(Data items)
⁂

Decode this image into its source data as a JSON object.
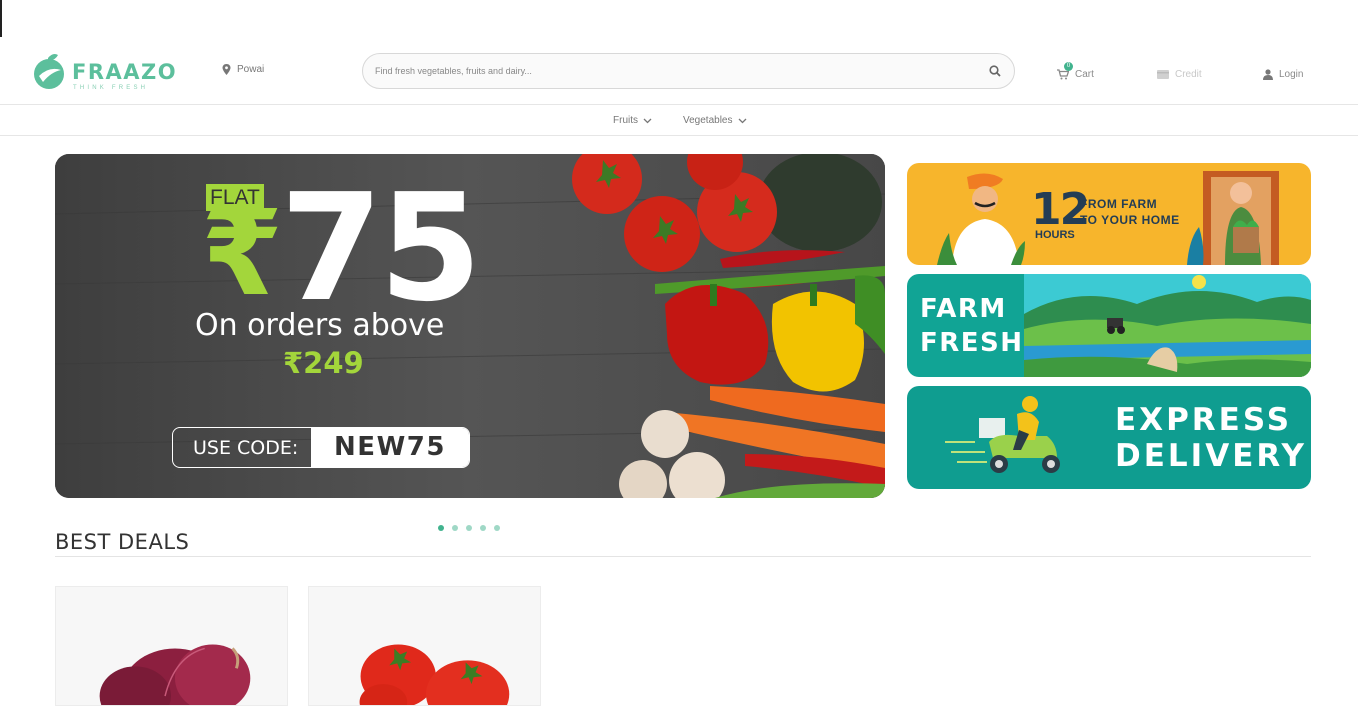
{
  "brand": {
    "name": "FRAAZO",
    "tagline": "THINK FRESH",
    "color": "#5cbf9c"
  },
  "location": {
    "label": "Powai",
    "icon": "map-pin-icon"
  },
  "search": {
    "placeholder": "Find fresh vegetables, fruits and dairy...",
    "icon": "search-icon"
  },
  "nav": {
    "cart_label": "Cart",
    "cart_count": "0",
    "credit_label": "Credit",
    "login_label": "Login"
  },
  "categories": [
    {
      "label": "Fruits",
      "icon": "chevron-down-icon"
    },
    {
      "label": "Vegetables",
      "icon": "chevron-down-icon"
    }
  ],
  "hero": {
    "flat": "FLAT",
    "rupee": "₹",
    "amount": "75",
    "orders_above": "On orders above",
    "min_amount": "₹249",
    "use_code_label": "USE CODE:",
    "code": "NEW75"
  },
  "side_banners": {
    "farm_hours_number": "12",
    "farm_hours_unit": "HOURS",
    "farm_from_line1": "FROM FARM",
    "farm_from_line2": "TO YOUR HOME",
    "farm_fresh_line1": "FARM",
    "farm_fresh_line2": "FRESH",
    "express_line1": "EXPRESS",
    "express_line2": "DELIVERY"
  },
  "carousel": {
    "total": 5,
    "active": 1
  },
  "best_deals": {
    "title": "BEST DEALS",
    "items": [
      "onion",
      "tomato"
    ]
  },
  "colors": {
    "accent": "#41b38e",
    "lime": "#a3d63b",
    "yellow_banner": "#f7b52c",
    "teal_banner": "#0f9d90"
  }
}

⁂

Exercise prompt:
Every entry above needs to be retyped exactly; drop the pictures.

The output:
Decode this image into its source data as a JSON object.
{
  "brand": {
    "name": "FRAAZO",
    "tagline": "THINK FRESH",
    "color": "#5cbf9c"
  },
  "location": {
    "label": "Powai",
    "icon": "map-pin-icon"
  },
  "search": {
    "placeholder": "Find fresh vegetables, fruits and dairy...",
    "icon": "search-icon"
  },
  "nav": {
    "cart_label": "Cart",
    "cart_count": "0",
    "credit_label": "Credit",
    "login_label": "Login"
  },
  "categories": [
    {
      "label": "Fruits",
      "icon": "chevron-down-icon"
    },
    {
      "label": "Vegetables",
      "icon": "chevron-down-icon"
    }
  ],
  "hero": {
    "flat": "FLAT",
    "rupee": "₹",
    "amount": "75",
    "orders_above": "On orders above",
    "min_amount": "₹249",
    "use_code_label": "USE CODE:",
    "code": "NEW75"
  },
  "side_banners": {
    "farm_hours_number": "12",
    "farm_hours_unit": "HOURS",
    "farm_from_line1": "FROM FARM",
    "farm_from_line2": "TO YOUR HOME",
    "farm_fresh_line1": "FARM",
    "farm_fresh_line2": "FRESH",
    "express_line1": "EXPRESS",
    "express_line2": "DELIVERY"
  },
  "carousel": {
    "total": 5,
    "active": 1
  },
  "best_deals": {
    "title": "BEST DEALS",
    "items": [
      "onion",
      "tomato"
    ]
  },
  "colors": {
    "accent": "#41b38e",
    "lime": "#a3d63b",
    "yellow_banner": "#f7b52c",
    "teal_banner": "#0f9d90"
  }
}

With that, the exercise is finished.